- **The problem**
Search the material below for the string "الأدوات" and list each line that holds it.

Saved data entries
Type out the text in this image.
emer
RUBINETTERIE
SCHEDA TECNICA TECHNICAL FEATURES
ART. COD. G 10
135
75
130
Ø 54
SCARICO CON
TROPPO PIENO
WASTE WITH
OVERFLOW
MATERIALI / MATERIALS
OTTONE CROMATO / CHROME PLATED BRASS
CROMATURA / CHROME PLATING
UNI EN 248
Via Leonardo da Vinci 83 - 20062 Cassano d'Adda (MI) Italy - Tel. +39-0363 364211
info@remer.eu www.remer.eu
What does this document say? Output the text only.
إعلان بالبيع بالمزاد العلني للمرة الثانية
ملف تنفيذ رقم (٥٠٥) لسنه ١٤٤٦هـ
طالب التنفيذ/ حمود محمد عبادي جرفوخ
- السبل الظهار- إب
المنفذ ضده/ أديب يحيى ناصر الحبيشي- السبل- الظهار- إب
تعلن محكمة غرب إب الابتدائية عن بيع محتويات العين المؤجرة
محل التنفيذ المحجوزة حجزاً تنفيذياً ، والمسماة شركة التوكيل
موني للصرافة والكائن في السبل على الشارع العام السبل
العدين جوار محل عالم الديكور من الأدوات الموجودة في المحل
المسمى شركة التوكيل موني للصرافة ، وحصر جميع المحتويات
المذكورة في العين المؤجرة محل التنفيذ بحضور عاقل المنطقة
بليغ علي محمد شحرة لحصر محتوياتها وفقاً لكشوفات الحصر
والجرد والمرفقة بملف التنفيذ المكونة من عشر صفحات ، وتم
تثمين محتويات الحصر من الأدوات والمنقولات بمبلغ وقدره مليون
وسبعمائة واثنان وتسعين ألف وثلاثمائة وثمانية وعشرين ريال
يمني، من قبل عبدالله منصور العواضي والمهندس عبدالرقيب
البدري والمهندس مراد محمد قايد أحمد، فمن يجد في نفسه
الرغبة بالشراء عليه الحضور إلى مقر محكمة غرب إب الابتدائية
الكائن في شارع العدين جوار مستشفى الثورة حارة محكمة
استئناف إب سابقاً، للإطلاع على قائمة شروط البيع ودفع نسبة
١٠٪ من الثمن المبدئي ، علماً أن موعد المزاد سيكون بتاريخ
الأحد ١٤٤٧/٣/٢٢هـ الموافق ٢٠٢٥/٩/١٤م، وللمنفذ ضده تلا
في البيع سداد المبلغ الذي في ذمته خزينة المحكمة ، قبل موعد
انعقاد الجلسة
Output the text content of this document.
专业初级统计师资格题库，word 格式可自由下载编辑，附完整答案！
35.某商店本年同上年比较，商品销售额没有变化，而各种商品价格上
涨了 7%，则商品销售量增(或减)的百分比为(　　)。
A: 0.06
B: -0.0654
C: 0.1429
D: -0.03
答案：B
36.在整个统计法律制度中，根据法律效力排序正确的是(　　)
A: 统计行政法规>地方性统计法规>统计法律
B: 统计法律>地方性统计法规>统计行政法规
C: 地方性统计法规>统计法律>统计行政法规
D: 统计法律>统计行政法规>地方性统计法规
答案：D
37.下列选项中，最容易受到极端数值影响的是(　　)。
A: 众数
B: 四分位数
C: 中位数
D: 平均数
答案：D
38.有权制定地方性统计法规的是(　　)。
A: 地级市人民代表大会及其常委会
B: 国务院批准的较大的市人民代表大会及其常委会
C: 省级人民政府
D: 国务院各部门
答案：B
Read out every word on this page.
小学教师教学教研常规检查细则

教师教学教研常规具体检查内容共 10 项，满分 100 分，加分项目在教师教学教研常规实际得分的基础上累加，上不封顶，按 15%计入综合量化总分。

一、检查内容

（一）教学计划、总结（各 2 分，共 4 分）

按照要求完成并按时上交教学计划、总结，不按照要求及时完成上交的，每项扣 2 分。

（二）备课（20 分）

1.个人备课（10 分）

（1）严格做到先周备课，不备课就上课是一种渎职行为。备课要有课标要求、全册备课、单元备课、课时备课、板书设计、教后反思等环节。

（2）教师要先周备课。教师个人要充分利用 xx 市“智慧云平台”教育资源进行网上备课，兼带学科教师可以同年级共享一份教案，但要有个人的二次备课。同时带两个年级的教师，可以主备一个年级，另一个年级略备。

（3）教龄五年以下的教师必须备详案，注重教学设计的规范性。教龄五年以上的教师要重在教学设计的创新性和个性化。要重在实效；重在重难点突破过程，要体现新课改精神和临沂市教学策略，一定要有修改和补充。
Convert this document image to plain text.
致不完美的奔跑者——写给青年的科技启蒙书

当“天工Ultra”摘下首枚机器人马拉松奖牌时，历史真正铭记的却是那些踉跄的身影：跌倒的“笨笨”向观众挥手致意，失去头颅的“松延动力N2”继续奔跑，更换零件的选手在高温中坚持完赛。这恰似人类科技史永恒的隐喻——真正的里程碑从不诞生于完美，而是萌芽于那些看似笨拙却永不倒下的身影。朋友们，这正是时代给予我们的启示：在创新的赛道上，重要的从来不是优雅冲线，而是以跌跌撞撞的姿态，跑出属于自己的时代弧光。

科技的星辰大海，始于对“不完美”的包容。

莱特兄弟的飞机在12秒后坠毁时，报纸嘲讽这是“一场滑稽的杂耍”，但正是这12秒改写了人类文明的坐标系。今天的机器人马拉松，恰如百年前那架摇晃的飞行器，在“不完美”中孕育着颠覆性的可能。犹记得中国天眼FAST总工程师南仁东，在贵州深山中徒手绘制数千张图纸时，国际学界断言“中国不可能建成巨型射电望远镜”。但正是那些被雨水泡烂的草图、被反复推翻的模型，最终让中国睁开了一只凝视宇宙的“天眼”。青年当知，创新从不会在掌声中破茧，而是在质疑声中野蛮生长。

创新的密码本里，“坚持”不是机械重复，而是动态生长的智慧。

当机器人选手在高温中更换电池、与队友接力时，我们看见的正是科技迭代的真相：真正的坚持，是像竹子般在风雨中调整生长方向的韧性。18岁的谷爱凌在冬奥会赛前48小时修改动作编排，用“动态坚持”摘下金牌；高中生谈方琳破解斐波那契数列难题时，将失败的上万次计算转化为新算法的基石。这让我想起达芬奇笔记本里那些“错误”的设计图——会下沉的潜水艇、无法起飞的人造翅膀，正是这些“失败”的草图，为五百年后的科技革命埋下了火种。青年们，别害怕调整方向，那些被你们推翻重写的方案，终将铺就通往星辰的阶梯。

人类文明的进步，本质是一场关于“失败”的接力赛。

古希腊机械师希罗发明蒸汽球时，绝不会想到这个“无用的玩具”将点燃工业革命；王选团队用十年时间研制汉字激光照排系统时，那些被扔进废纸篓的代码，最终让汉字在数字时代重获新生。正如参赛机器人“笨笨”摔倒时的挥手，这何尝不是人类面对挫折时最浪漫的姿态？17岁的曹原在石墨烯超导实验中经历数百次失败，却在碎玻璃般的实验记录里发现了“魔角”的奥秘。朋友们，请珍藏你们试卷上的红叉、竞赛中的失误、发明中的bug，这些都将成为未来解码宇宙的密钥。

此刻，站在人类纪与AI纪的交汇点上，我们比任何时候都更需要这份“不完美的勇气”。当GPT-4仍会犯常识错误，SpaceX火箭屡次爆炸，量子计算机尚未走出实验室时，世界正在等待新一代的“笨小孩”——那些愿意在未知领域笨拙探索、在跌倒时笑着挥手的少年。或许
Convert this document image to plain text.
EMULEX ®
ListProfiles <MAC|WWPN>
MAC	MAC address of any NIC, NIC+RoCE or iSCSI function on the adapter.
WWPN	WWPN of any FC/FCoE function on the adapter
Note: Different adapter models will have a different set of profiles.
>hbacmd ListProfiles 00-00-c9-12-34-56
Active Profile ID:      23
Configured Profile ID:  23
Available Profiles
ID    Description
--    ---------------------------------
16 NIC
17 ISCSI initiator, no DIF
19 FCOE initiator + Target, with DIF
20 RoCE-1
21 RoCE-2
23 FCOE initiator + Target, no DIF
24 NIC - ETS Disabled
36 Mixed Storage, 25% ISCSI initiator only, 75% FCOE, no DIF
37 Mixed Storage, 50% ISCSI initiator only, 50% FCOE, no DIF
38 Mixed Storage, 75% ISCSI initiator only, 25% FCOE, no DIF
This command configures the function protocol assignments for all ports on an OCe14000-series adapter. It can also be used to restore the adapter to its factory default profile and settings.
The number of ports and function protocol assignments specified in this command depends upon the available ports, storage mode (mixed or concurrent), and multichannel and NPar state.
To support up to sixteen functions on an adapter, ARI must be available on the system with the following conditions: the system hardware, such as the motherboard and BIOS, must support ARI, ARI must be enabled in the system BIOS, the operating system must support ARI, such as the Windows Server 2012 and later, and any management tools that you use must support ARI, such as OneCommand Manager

- **Complete output**
العدين جوار محل عالم الديكور من الأدوات الموجودة في المحل
تثمين محتويات الحصر من الأدوات والمنقولات بمبلغ وقدره مليون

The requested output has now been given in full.